Layout element entries
■ ■ ■

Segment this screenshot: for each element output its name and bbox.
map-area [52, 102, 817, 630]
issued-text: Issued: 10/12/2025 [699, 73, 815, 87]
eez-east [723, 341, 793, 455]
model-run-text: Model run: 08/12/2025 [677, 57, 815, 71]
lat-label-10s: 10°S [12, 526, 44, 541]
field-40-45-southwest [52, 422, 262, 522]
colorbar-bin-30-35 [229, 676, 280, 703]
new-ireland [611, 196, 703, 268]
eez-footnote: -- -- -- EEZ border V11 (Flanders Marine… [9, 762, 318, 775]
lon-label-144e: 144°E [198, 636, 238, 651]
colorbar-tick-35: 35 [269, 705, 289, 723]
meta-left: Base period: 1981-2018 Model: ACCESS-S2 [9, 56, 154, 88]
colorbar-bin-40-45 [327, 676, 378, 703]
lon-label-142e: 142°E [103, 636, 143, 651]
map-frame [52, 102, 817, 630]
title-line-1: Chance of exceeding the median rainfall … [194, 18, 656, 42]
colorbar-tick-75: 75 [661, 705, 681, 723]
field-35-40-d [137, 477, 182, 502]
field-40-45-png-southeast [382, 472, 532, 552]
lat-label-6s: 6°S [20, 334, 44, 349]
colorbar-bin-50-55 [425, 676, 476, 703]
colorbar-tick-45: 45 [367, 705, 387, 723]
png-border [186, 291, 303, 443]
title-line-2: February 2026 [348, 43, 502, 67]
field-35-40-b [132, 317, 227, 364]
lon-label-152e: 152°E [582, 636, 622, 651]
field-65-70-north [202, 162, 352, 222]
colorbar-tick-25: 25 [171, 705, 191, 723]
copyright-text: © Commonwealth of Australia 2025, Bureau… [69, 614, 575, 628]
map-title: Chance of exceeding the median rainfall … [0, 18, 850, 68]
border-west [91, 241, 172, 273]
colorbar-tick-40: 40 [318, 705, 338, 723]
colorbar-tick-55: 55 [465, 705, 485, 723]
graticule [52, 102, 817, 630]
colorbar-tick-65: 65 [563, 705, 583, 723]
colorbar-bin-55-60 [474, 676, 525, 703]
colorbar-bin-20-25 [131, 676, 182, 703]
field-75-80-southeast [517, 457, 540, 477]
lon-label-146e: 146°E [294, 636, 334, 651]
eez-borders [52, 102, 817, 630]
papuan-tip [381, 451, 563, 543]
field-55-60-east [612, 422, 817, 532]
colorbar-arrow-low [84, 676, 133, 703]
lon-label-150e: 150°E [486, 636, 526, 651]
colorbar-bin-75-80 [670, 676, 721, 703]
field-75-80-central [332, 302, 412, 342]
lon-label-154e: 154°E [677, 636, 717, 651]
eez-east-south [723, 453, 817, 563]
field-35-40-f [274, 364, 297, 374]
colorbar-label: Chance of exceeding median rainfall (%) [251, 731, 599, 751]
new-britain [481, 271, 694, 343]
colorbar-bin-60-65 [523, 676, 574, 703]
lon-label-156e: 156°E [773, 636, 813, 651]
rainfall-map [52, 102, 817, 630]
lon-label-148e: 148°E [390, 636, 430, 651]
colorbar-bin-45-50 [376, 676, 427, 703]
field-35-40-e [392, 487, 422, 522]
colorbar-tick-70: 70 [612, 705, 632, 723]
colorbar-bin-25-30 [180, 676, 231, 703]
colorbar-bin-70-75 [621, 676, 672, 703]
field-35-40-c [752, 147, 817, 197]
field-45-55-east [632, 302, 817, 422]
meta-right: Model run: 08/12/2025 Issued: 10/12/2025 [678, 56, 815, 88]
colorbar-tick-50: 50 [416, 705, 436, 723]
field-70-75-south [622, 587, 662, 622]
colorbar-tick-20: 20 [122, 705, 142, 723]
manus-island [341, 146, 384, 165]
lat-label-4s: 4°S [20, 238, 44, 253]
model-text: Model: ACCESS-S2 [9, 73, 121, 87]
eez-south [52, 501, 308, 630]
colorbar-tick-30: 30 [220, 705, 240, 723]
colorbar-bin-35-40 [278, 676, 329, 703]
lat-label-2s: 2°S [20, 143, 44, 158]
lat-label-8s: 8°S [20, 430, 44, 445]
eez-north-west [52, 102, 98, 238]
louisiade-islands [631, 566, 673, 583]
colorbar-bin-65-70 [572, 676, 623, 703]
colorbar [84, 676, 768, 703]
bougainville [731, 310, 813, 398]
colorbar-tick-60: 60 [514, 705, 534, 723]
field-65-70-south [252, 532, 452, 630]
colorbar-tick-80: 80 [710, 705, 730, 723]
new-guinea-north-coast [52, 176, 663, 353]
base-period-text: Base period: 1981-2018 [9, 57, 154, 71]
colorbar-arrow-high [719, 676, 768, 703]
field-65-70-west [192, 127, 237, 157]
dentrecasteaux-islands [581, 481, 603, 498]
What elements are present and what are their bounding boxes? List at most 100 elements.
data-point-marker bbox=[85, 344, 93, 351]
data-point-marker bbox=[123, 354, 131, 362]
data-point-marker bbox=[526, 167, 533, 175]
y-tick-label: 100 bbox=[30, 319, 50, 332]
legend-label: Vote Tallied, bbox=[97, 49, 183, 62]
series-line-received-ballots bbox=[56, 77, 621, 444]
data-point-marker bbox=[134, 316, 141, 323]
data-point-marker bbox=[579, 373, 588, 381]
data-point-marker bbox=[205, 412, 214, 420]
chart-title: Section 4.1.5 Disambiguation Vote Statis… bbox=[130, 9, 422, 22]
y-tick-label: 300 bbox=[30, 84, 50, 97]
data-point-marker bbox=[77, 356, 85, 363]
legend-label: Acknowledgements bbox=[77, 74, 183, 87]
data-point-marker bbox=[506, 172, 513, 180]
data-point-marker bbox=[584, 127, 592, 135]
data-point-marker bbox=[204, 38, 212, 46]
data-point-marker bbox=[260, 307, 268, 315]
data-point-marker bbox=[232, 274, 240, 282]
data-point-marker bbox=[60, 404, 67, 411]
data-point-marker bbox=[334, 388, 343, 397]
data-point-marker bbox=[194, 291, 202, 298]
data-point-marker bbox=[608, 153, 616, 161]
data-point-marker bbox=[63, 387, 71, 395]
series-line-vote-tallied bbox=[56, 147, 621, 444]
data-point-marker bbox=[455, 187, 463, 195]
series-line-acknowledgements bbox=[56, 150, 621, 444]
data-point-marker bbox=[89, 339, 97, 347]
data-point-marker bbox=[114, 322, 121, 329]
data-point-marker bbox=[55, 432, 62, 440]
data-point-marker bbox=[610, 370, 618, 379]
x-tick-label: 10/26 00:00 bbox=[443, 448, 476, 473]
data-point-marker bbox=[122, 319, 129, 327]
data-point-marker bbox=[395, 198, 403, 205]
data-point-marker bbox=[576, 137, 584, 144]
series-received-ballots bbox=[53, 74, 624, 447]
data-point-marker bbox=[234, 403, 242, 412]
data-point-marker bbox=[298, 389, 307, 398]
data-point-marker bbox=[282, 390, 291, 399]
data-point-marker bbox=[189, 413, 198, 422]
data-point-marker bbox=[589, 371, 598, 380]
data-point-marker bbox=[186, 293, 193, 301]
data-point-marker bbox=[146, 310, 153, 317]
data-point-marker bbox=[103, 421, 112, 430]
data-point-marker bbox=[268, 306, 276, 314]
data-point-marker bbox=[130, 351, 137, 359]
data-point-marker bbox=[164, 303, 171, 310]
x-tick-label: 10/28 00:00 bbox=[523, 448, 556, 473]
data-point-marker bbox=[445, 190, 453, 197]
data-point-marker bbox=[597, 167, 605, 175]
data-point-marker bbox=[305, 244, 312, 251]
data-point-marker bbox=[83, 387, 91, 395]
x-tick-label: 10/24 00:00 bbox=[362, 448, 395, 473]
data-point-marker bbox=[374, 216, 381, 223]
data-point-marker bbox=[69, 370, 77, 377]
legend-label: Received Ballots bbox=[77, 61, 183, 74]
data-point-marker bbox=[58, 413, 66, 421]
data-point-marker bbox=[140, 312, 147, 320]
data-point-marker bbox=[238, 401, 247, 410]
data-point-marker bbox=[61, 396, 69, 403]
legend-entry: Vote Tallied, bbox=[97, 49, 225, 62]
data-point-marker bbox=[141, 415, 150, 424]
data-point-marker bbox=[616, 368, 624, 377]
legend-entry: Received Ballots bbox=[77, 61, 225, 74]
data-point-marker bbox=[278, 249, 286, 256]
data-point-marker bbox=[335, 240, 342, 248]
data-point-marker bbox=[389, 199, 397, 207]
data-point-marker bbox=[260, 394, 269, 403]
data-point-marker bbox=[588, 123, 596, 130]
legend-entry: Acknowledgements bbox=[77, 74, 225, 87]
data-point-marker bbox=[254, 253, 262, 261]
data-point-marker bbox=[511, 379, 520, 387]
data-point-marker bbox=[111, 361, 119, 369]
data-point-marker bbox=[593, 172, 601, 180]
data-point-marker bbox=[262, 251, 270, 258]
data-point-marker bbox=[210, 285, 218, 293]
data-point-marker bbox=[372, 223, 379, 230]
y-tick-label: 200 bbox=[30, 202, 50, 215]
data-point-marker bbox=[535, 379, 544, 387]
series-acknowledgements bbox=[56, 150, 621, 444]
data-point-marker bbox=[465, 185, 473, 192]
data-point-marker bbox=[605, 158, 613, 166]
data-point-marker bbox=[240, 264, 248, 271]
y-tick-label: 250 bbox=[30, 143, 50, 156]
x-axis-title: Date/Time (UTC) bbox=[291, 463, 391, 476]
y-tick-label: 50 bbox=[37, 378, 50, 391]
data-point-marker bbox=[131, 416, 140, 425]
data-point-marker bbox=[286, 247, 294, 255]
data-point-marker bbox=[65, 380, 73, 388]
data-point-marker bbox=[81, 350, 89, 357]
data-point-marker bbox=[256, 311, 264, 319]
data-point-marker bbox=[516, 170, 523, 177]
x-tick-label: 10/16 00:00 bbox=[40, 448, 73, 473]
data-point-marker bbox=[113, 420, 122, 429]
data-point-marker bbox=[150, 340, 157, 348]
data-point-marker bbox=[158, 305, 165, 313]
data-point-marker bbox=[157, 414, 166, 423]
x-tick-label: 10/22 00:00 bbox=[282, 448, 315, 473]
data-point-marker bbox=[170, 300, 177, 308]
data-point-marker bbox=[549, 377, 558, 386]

■ ■ ■

Quote verbatim everything from the beginning of the material down to and including the line that contains "field-35-40-d [137, 477, 182, 502]".

Segment this screenshot: for each element output its name and bbox.
map-area [52, 102, 817, 630]
issued-text: Issued: 10/12/2025 [699, 73, 815, 87]
eez-east [723, 341, 793, 455]
model-run-text: Model run: 08/12/2025 [677, 57, 815, 71]
lat-label-10s: 10°S [12, 526, 44, 541]
field-40-45-southwest [52, 422, 262, 522]
colorbar-bin-30-35 [229, 676, 280, 703]
new-ireland [611, 196, 703, 268]
eez-footnote: -- -- -- EEZ border V11 (Flanders Marine… [9, 762, 318, 775]
lon-label-144e: 144°E [198, 636, 238, 651]
colorbar-tick-35: 35 [269, 705, 289, 723]
meta-left: Base period: 1981-2018 Model: ACCESS-S2 [9, 56, 154, 88]
colorbar-bin-40-45 [327, 676, 378, 703]
lon-label-142e: 142°E [103, 636, 143, 651]
map-frame [52, 102, 817, 630]
title-line-1: Chance of exceeding the median rainfall … [194, 18, 656, 42]
colorbar-tick-75: 75 [661, 705, 681, 723]
field-35-40-d [137, 477, 182, 502]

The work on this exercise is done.